- _Task to carry out_
Do any lines in the data below contain "Dương"? If so, copy every one of them.

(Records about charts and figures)
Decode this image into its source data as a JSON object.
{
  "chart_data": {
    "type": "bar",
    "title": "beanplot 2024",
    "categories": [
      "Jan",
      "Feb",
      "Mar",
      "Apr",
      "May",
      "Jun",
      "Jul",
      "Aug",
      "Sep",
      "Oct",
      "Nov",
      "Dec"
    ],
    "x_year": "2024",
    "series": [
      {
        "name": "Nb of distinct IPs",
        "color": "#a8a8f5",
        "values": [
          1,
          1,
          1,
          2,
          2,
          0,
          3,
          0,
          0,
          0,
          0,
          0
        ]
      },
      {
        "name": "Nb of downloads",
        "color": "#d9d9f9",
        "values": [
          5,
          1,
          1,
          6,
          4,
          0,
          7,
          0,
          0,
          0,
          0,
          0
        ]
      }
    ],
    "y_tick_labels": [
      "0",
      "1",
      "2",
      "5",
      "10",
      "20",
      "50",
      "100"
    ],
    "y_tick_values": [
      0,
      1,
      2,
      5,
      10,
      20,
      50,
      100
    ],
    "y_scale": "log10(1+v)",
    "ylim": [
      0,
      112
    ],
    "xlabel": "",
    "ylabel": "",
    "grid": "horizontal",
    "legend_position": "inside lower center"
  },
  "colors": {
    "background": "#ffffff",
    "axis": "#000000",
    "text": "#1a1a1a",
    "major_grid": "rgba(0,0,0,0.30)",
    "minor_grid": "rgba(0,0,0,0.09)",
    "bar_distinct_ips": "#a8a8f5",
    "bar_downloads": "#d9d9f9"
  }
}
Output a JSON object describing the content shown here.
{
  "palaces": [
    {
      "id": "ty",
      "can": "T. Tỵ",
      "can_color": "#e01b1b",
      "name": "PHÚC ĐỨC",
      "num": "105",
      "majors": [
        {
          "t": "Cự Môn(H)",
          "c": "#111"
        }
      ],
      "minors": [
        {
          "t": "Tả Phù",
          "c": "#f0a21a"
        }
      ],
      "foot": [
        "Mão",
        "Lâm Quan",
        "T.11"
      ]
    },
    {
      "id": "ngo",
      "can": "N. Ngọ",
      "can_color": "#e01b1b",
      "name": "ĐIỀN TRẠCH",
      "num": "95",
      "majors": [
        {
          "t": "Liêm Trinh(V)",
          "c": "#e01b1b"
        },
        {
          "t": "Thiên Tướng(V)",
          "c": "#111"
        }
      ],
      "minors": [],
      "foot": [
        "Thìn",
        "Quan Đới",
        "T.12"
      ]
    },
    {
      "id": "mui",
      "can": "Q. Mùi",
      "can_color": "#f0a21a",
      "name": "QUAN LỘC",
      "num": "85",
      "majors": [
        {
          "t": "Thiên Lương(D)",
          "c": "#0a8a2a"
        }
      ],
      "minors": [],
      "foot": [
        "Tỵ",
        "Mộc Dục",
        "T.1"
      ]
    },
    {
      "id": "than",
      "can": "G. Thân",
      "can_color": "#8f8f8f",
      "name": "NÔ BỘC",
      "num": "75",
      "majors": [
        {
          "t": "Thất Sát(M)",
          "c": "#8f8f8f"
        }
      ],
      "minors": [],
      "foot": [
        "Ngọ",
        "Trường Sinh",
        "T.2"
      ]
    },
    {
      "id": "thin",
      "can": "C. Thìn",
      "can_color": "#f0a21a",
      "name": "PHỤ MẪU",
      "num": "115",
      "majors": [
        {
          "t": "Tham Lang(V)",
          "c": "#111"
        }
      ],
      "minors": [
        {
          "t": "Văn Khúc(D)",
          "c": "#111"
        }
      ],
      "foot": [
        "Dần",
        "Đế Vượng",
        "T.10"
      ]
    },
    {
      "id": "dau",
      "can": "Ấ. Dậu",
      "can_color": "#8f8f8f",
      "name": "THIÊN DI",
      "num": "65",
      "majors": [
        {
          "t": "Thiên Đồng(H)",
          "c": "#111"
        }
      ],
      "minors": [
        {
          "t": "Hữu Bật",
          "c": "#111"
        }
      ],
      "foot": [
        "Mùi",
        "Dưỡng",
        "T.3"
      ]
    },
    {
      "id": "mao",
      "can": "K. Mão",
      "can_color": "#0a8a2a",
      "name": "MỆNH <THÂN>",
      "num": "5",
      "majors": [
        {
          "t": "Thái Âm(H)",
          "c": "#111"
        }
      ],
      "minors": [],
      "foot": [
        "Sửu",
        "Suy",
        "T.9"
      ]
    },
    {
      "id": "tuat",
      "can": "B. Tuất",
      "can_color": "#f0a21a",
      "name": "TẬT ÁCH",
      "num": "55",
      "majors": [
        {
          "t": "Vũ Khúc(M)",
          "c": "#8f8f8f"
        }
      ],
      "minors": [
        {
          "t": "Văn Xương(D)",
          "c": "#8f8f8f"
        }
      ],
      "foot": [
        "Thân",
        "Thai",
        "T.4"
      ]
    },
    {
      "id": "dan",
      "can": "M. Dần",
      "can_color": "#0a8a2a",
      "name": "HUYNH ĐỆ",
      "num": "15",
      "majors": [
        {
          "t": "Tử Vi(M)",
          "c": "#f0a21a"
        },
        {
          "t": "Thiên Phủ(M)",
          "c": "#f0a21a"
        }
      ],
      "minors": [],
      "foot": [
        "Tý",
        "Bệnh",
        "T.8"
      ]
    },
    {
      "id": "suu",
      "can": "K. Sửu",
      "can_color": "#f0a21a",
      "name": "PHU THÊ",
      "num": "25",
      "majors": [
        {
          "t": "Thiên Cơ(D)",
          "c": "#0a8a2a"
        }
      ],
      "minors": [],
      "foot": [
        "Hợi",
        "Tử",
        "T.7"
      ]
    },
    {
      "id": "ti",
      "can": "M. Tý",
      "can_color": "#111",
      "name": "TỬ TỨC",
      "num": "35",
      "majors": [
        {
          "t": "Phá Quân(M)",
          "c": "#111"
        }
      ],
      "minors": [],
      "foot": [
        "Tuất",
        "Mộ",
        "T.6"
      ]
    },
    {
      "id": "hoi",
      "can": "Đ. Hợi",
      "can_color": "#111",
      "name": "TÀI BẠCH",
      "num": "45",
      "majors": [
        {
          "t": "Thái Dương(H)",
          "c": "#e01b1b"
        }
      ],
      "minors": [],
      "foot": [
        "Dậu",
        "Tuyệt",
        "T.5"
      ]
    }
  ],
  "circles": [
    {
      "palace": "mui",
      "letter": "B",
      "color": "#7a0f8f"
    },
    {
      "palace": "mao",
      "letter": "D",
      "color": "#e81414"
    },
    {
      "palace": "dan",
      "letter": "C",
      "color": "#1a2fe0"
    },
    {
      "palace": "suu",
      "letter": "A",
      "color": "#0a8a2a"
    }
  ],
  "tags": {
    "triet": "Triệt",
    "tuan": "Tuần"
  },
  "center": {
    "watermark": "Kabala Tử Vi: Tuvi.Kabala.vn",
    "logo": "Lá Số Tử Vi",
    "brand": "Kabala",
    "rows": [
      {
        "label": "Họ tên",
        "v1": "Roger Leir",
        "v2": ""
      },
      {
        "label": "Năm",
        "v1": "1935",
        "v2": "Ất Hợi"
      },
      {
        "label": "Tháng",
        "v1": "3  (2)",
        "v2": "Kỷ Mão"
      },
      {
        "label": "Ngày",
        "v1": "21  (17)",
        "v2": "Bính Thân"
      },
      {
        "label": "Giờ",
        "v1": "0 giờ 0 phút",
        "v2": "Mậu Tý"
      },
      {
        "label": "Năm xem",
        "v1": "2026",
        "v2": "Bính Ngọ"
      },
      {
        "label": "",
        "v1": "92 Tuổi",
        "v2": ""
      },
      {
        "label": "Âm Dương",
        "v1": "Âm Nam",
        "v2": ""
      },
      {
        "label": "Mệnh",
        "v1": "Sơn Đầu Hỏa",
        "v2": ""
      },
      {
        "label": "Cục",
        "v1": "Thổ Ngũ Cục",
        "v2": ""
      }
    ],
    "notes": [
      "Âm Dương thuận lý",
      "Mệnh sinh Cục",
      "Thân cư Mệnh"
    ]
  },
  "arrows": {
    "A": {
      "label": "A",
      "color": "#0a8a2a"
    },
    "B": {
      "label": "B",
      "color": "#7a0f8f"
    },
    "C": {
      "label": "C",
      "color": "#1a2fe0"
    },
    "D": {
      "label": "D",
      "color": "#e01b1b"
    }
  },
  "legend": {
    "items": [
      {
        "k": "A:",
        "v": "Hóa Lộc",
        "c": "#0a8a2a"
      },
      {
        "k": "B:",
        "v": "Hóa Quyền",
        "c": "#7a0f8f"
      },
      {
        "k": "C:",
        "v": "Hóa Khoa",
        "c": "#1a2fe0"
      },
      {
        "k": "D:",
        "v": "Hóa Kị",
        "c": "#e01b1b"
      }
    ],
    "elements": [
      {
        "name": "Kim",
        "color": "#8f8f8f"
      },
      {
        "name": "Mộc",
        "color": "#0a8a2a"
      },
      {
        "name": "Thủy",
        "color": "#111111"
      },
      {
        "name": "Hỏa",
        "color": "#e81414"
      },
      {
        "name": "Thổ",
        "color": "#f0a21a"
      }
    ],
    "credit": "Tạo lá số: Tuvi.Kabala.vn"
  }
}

- _Full solution_
          "t": "Thái Dương(H)",
        "label": "Âm Dương",
      "Âm Dương thuận lý",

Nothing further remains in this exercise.